··· Records provided

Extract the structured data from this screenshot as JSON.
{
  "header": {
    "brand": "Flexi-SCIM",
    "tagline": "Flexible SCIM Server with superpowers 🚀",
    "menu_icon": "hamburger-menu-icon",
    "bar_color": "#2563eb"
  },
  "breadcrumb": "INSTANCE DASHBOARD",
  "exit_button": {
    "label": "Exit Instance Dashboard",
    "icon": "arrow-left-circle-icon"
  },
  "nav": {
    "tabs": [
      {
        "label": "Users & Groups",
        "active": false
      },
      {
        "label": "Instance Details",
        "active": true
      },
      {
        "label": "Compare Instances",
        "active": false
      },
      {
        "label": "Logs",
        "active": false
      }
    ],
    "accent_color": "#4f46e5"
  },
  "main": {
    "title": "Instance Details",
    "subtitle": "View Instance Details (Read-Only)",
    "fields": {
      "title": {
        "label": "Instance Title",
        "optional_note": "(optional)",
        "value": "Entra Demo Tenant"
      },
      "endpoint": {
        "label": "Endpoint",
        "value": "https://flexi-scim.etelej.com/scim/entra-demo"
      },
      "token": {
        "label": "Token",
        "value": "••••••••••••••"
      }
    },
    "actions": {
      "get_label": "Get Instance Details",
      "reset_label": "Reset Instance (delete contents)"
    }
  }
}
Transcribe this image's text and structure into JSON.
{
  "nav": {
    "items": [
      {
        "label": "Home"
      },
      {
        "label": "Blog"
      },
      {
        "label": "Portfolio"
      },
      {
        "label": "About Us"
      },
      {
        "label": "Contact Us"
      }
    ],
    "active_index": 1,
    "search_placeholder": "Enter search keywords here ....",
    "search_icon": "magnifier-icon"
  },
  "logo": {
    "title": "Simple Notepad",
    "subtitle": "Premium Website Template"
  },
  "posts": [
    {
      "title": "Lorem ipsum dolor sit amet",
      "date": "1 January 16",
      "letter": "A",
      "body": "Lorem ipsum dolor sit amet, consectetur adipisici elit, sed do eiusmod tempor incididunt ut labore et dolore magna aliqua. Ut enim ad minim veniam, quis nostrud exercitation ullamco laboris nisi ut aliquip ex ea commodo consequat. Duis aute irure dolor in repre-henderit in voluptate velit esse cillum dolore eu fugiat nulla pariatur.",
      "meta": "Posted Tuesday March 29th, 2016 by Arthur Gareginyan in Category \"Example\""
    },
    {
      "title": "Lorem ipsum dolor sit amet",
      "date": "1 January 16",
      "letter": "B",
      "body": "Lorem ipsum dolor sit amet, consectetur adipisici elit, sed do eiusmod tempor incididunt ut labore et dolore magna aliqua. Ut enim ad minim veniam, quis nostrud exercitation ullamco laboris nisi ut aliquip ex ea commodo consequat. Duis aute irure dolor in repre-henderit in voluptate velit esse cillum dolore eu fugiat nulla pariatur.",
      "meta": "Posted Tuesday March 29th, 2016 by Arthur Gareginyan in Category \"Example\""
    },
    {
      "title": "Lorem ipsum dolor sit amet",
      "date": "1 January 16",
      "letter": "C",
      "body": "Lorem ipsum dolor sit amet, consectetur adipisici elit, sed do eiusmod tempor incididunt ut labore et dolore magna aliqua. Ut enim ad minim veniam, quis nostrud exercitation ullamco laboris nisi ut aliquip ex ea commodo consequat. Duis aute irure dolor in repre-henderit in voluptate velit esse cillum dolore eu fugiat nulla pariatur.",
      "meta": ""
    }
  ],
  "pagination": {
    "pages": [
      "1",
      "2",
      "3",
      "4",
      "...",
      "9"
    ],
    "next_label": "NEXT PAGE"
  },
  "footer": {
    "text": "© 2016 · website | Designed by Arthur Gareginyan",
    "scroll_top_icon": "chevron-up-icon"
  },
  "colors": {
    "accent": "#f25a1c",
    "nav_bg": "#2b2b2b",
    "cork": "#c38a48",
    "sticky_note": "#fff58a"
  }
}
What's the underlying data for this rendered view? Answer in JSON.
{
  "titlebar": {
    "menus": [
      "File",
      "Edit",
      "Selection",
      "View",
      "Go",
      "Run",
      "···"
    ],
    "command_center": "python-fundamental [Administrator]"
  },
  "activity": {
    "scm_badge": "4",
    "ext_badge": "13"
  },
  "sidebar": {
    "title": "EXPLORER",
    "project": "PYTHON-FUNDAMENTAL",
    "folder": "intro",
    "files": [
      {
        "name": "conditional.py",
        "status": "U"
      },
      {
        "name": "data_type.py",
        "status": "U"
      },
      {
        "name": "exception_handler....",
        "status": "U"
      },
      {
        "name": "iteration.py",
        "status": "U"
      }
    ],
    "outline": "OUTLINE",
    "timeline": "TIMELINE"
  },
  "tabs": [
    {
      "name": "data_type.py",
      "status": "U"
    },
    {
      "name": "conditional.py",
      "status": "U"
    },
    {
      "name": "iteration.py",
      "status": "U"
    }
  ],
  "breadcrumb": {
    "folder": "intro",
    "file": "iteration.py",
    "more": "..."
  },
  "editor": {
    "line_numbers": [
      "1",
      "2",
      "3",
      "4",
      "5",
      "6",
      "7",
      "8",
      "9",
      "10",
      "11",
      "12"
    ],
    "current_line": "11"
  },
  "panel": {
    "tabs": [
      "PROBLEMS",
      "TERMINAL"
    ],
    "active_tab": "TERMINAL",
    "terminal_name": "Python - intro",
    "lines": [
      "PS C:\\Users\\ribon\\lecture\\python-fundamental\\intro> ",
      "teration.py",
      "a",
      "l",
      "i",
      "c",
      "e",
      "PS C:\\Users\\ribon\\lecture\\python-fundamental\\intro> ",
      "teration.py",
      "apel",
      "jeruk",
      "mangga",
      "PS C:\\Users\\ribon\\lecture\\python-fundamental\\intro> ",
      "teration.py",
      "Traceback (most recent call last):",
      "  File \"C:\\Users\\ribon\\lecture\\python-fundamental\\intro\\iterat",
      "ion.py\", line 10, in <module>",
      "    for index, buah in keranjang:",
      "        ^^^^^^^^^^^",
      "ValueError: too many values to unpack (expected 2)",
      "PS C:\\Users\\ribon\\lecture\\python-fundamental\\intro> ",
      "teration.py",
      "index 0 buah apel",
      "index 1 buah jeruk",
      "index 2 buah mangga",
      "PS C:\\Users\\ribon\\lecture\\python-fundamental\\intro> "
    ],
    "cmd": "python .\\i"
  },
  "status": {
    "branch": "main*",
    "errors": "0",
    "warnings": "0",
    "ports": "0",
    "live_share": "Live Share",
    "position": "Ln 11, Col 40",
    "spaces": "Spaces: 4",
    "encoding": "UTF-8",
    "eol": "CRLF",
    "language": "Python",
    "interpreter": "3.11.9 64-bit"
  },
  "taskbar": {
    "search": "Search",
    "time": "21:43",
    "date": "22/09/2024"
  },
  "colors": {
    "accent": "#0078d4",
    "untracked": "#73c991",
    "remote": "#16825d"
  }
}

······

- **Work to complete**
Quote each line of the listing above exactly.

- **Completed exercise**
Extract the structured data from this screenshot as JSON.
{
  "header": {
    "brand": "Flexi-SCIM",
    "tagline": "Flexible SCIM Server with superpowers 🚀",
    "menu_icon": "hamburger-menu-icon",
    "bar_color": "#2563eb"
  },
  "breadcrumb": "INSTANCE DASHBOARD",
  "exit_button": {
    "label": "Exit Instance Dashboard",
    "icon": "arrow-left-circle-icon"
  },
  "nav": {
    "tabs": [
      {
        "label": "Users & Groups",
        "active": false
      },
      {
        "label": "Instance Details",
        "active": true
      },
      {
        "label": "Compare Instances",
        "active": false
      },
      {
        "label": "Logs",
        "active": false
      }
    ],
    "accent_color": "#4f46e5"
  },
  "main": {
    "title": "Instance Details",
    "subtitle": "View Instance Details (Read-Only)",
    "fields": {
      "title": {
        "label": "Instance Title",
        "optional_note": "(optional)",
        "value": "Entra Demo Tenant"
      },
      "endpoint": {
        "label": "Endpoint",
        "value": "https://flexi-scim.etelej.com/scim/entra-demo"
      },
      "token": {
        "label": "Token",
        "value": "••••••••••••••"
      }
    },
    "actions": {
      "get_label": "Get Instance Details",
      "reset_label": "Reset Instance (delete contents)"
    }
  }
}
Transcribe this image's text and structure into JSON.
{
  "nav": {
    "items": [
      {
        "label": "Home"
      },
      {
        "label": "Blog"
      },
      {
        "label": "Portfolio"
      },
      {
        "label": "About Us"
      },
      {
        "label": "Contact Us"
      }
    ],
    "active_index": 1,
    "search_placeholder": "Enter search keywords here ....",
    "search_icon": "magnifier-icon"
  },
  "logo": {
    "title": "Simple Notepad",
    "subtitle": "Premium Website Template"
  },
  "posts": [
    {
      "title": "Lorem ipsum dolor sit amet",
      "date": "1 January 16",
      "letter": "A",
      "body": "Lorem ipsum dolor sit amet, consectetur adipisici elit, sed do eiusmod tempor incididunt ut labore et dolore magna aliqua. Ut enim ad minim veniam, quis nostrud exercitation ullamco laboris nisi ut aliquip ex ea commodo consequat. Duis aute irure dolor in repre-henderit in voluptate velit esse cillum dolore eu fugiat nulla pariatur.",
      "meta": "Posted Tuesday March 29th, 2016 by Arthur Gareginyan in Category \"Example\""
    },
    {
      "title": "Lorem ipsum dolor sit amet",
      "date": "1 January 16",
      "letter": "B",
      "body": "Lorem ipsum dolor sit amet, consectetur adipisici elit, sed do eiusmod tempor incididunt ut labore et dolore magna aliqua. Ut enim ad minim veniam, quis nostrud exercitation ullamco laboris nisi ut aliquip ex ea commodo consequat. Duis aute irure dolor in repre-henderit in voluptate velit esse cillum dolore eu fugiat nulla pariatur.",
      "meta": "Posted Tuesday March 29th, 2016 by Arthur Gareginyan in Category \"Example\""
    },
    {
      "title": "Lorem ipsum dolor sit amet",
      "date": "1 January 16",
      "letter": "C",
      "body": "Lorem ipsum dolor sit amet, consectetur adipisici elit, sed do eiusmod tempor incididunt ut labore et dolore magna aliqua. Ut enim ad minim veniam, quis nostrud exercitation ullamco laboris nisi ut aliquip ex ea commodo consequat. Duis aute irure dolor in repre-henderit in voluptate velit esse cillum dolore eu fugiat nulla pariatur.",
      "meta": ""
    }
  ],
  "pagination": {
    "pages": [
      "1",
      "2",
      "3",
      "4",
      "...",
      "9"
    ],
    "next_label": "NEXT PAGE"
  },
  "footer": {
    "text": "© 2016 · website | Designed by Arthur Gareginyan",
    "scroll_top_icon": "chevron-up-icon"
  },
  "colors": {
    "accent": "#f25a1c",
    "nav_bg": "#2b2b2b",
    "cork": "#c38a48",
    "sticky_note": "#fff58a"
  }
}
What's the underlying data for this rendered view? Answer in JSON.
{
  "titlebar": {
    "menus": [
      "File",
      "Edit",
      "Selection",
      "View",
      "Go",
      "Run",
      "···"
    ],
    "command_center": "python-fundamental [Administrator]"
  },
  "activity": {
    "scm_badge": "4",
    "ext_badge": "13"
  },
  "sidebar": {
    "title": "EXPLORER",
    "project": "PYTHON-FUNDAMENTAL",
    "folder": "intro",
    "files": [
      {
        "name": "conditional.py",
        "status": "U"
      },
      {
        "name": "data_type.py",
        "status": "U"
      },
      {
        "name": "exception_handler....",
        "status": "U"
      },
      {
        "name": "iteration.py",
        "status": "U"
      }
    ],
    "outline": "OUTLINE",
    "timeline": "TIMELINE"
  },
  "tabs": [
    {
      "name": "data_type.py",
      "status": "U"
    },
    {
      "name": "conditional.py",
      "status": "U"
    },
    {
      "name": "iteration.py",
      "status": "U"
    }
  ],
  "breadcrumb": {
    "folder": "intro",
    "file": "iteration.py",
    "more": "..."
  },
  "editor": {
    "line_numbers": [
      "1",
      "2",
      "3",
      "4",
      "5",
      "6",
      "7",
      "8",
      "9",
      "10",
      "11",
      "12"
    ],
    "current_line": "11"
  },
  "panel": {
    "tabs": [
      "PROBLEMS",
      "TERMINAL"
    ],
    "active_tab": "TERMINAL",
    "terminal_name": "Python - intro",
    "lines": [
      "PS C:\\Users\\ribon\\lecture\\python-fundamental\\intro> ",
      "teration.py",
      "a",
      "l",
      "i",
      "c",
      "e",
      "PS C:\\Users\\ribon\\lecture\\python-fundamental\\intro> ",
      "teration.py",
      "apel",
      "jeruk",
      "mangga",
      "PS C:\\Users\\ribon\\lecture\\python-fundamental\\intro> ",
      "teration.py",
      "Traceback (most recent call last):",
      "  File \"C:\\Users\\ribon\\lecture\\python-fundamental\\intro\\iterat",
      "ion.py\", line 10, in <module>",
      "    for index, buah in keranjang:",
      "        ^^^^^^^^^^^",
      "ValueError: too many values to unpack (expected 2)",
      "PS C:\\Users\\ribon\\lecture\\python-fundamental\\intro> ",
      "teration.py",
      "index 0 buah apel",
      "index 1 buah jeruk",
      "index 2 buah mangga",
      "PS C:\\Users\\ribon\\lecture\\python-fundamental\\intro> "
    ],
    "cmd": "python .\\i"
  },
  "status": {
    "branch": "main*",
    "errors": "0",
    "warnings": "0",
    "ports": "0",
    "live_share": "Live Share",
    "position": "Ln 11, Col 40",
    "spaces": "Spaces: 4",
    "encoding": "UTF-8",
    "eol": "CRLF",
    "language": "Python",
    "interpreter": "3.11.9 64-bit"
  },
  "taskbar": {
    "search": "Search",
    "time": "21:43",
    "date": "22/09/2024"
  },
  "colors": {
    "accent": "#0078d4",
    "untracked": "#73c991",
    "remote": "#16825d"
  }
}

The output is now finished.